◆ Task prompt
From the records below, pull each line that has "青春的都".

◆ Raw data
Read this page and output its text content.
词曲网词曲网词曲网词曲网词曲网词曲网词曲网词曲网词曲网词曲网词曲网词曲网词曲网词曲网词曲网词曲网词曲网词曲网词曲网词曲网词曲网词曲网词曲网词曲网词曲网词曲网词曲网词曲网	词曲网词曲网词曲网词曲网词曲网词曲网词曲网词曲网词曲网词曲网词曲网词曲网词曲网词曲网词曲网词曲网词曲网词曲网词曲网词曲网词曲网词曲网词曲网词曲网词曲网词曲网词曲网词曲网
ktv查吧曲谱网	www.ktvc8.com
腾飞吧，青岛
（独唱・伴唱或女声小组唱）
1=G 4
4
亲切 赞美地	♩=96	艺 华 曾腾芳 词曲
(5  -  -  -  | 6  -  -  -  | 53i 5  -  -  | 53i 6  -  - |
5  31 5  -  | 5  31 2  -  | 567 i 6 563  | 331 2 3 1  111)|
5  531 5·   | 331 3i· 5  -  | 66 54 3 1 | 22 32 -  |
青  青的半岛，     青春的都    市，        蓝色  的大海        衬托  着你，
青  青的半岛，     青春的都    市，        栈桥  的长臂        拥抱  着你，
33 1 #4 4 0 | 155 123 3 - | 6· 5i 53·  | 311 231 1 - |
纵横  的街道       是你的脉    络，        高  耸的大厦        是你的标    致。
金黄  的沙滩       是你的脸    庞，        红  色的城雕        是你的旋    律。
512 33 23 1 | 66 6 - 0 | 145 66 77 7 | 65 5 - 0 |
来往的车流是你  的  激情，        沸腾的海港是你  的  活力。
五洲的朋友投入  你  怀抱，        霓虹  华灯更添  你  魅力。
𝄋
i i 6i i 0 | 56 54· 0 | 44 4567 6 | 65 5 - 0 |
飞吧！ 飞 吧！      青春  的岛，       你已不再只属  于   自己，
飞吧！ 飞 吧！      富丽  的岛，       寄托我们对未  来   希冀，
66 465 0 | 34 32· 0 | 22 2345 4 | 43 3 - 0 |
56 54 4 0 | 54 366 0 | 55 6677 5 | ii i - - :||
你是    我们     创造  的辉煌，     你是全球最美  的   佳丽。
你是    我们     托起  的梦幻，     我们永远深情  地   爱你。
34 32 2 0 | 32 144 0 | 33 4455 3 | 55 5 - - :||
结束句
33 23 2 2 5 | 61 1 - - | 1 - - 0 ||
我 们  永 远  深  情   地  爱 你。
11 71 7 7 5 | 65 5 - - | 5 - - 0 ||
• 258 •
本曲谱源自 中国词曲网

◆ Task answer
青  青的半岛，     青春的都    市，        蓝色  的大海        衬托  着你，
青  青的半岛，     青春的都    市，        栈桥  的长臂        拥抱  着你，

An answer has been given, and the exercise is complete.